## Begin Excerpted records
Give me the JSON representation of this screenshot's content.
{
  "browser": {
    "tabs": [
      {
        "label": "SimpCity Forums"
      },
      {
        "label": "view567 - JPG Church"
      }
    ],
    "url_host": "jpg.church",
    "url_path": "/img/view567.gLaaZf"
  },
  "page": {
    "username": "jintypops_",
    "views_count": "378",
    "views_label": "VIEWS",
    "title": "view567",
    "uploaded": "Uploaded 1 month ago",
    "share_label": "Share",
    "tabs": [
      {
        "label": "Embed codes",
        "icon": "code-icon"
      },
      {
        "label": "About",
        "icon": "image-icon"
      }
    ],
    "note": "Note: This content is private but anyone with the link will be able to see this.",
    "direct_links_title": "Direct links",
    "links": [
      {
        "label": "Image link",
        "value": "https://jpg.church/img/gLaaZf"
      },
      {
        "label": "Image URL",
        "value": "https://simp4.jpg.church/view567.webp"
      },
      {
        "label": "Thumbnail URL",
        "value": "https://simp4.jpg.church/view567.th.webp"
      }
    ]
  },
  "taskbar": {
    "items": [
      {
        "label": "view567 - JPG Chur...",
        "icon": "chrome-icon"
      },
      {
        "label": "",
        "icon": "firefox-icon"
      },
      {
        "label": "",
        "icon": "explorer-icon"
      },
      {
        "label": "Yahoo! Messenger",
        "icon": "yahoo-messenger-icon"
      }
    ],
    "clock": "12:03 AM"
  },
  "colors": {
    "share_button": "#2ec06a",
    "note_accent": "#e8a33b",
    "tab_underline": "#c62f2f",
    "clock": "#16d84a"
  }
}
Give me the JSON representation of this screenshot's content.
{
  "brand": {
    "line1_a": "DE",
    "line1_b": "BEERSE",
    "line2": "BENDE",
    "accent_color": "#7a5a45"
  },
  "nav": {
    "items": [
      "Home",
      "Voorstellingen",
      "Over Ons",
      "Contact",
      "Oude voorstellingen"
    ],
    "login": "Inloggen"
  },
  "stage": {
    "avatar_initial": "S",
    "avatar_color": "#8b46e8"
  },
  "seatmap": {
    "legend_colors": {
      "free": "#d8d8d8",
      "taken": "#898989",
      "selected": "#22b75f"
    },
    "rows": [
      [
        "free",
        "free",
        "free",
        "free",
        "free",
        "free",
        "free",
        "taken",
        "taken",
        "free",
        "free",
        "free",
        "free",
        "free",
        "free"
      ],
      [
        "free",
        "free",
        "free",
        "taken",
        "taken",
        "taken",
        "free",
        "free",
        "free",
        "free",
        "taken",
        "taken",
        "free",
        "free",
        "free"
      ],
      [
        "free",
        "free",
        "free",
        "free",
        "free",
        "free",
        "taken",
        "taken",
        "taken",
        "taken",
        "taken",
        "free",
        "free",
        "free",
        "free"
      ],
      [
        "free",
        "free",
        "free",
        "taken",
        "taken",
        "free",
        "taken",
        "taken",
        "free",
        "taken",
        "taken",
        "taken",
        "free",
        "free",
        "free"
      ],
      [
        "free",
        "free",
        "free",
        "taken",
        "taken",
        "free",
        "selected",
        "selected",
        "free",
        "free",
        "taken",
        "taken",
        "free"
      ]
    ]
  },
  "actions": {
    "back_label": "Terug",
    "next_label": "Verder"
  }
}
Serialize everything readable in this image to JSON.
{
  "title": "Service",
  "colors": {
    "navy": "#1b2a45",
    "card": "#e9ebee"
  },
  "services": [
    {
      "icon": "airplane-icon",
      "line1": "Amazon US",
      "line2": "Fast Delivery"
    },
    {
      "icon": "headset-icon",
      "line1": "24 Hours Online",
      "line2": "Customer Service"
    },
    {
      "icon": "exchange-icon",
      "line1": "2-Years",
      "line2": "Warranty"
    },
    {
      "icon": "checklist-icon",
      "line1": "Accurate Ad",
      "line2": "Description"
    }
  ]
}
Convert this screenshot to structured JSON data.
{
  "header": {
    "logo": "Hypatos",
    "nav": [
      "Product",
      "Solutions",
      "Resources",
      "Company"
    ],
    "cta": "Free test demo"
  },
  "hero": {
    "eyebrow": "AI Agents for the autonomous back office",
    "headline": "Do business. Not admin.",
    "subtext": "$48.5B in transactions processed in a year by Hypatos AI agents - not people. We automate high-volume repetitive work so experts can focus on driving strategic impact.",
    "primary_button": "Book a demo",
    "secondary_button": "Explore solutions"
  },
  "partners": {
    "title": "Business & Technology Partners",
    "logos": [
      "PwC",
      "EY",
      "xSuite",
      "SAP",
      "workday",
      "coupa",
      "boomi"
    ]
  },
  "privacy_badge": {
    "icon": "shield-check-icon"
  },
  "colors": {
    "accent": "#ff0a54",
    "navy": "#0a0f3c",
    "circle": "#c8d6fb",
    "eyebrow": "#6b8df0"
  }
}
## End Excerpted records
The exercise:
Repeat the data in its entirety, character for character.

Task solution:
Give me the JSON representation of this screenshot's content.
{
  "browser": {
    "tabs": [
      {
        "label": "SimpCity Forums"
      },
      {
        "label": "view567 - JPG Church"
      }
    ],
    "url_host": "jpg.church",
    "url_path": "/img/view567.gLaaZf"
  },
  "page": {
    "username": "jintypops_",
    "views_count": "378",
    "views_label": "VIEWS",
    "title": "view567",
    "uploaded": "Uploaded 1 month ago",
    "share_label": "Share",
    "tabs": [
      {
        "label": "Embed codes",
        "icon": "code-icon"
      },
      {
        "label": "About",
        "icon": "image-icon"
      }
    ],
    "note": "Note: This content is private but anyone with the link will be able to see this.",
    "direct_links_title": "Direct links",
    "links": [
      {
        "label": "Image link",
        "value": "https://jpg.church/img/gLaaZf"
      },
      {
        "label": "Image URL",
        "value": "https://simp4.jpg.church/view567.webp"
      },
      {
        "label": "Thumbnail URL",
        "value": "https://simp4.jpg.church/view567.th.webp"
      }
    ]
  },
  "taskbar": {
    "items": [
      {
        "label": "view567 - JPG Chur...",
        "icon": "chrome-icon"
      },
      {
        "label": "",
        "icon": "firefox-icon"
      },
      {
        "label": "",
        "icon": "explorer-icon"
      },
      {
        "label": "Yahoo! Messenger",
        "icon": "yahoo-messenger-icon"
      }
    ],
    "clock": "12:03 AM"
  },
  "colors": {
    "share_button": "#2ec06a",
    "note_accent": "#e8a33b",
    "tab_underline": "#c62f2f",
    "clock": "#16d84a"
  }
}
Give me the JSON representation of this screenshot's content.
{
  "brand": {
    "line1_a": "DE",
    "line1_b": "BEERSE",
    "line2": "BENDE",
    "accent_color": "#7a5a45"
  },
  "nav": {
    "items": [
      "Home",
      "Voorstellingen",
      "Over Ons",
      "Contact",
      "Oude voorstellingen"
    ],
    "login": "Inloggen"
  },
  "stage": {
    "avatar_initial": "S",
    "avatar_color": "#8b46e8"
  },
  "seatmap": {
    "legend_colors": {
      "free": "#d8d8d8",
      "taken": "#898989",
      "selected": "#22b75f"
    },
    "rows": [
      [
        "free",
        "free",
        "free",
        "free",
        "free",
        "free",
        "free",
        "taken",
        "taken",
        "free",
        "free",
        "free",
        "free",
        "free",
        "free"
      ],
      [
        "free",
        "free",
        "free",
        "taken",
        "taken",
        "taken",
        "free",
        "free",
        "free",
        "free",
        "taken",
        "taken",
        "free",
        "free",
        "free"
      ],
      [
        "free",
        "free",
        "free",
        "free",
        "free",
        "free",
        "taken",
        "taken",
        "taken",
        "taken",
        "taken",
        "free",
        "free",
        "free",
        "free"
      ],
      [
        "free",
        "free",
        "free",
        "taken",
        "taken",
        "free",
        "taken",
        "taken",
        "free",
        "taken",
        "taken",
        "taken",
        "free",
        "free",
        "free"
      ],
      [
        "free",
        "free",
        "free",
        "taken",
        "taken",
        "free",
        "selected",
        "selected",
        "free",
        "free",
        "taken",
        "taken",
        "free"
      ]
    ]
  },
  "actions": {
    "back_label": "Terug",
    "next_label": "Verder"
  }
}
Serialize everything readable in this image to JSON.
{
  "title": "Service",
  "colors": {
    "navy": "#1b2a45",
    "card": "#e9ebee"
  },
  "services": [
    {
      "icon": "airplane-icon",
      "line1": "Amazon US",
      "line2": "Fast Delivery"
    },
    {
      "icon": "headset-icon",
      "line1": "24 Hours Online",
      "line2": "Customer Service"
    },
    {
      "icon": "exchange-icon",
      "line1": "2-Years",
      "line2": "Warranty"
    },
    {
      "icon": "checklist-icon",
      "line1": "Accurate Ad",
      "line2": "Description"
    }
  ]
}
Convert this screenshot to structured JSON data.
{
  "header": {
    "logo": "Hypatos",
    "nav": [
      "Product",
      "Solutions",
      "Resources",
      "Company"
    ],
    "cta": "Free test demo"
  },
  "hero": {
    "eyebrow": "AI Agents for the autonomous back office",
    "headline": "Do business. Not admin.",
    "subtext": "$48.5B in transactions processed in a year by Hypatos AI agents - not people. We automate high-volume repetitive work so experts can focus on driving strategic impact.",
    "primary_button": "Book a demo",
    "secondary_button": "Explore solutions"
  },
  "partners": {
    "title": "Business & Technology Partners",
    "logos": [
      "PwC",
      "EY",
      "xSuite",
      "SAP",
      "workday",
      "coupa",
      "boomi"
    ]
  },
  "privacy_badge": {
    "icon": "shield-check-icon"
  },
  "colors": {
    "accent": "#ff0a54",
    "navy": "#0a0f3c",
    "circle": "#c8d6fb",
    "eyebrow": "#6b8df0"
  }
}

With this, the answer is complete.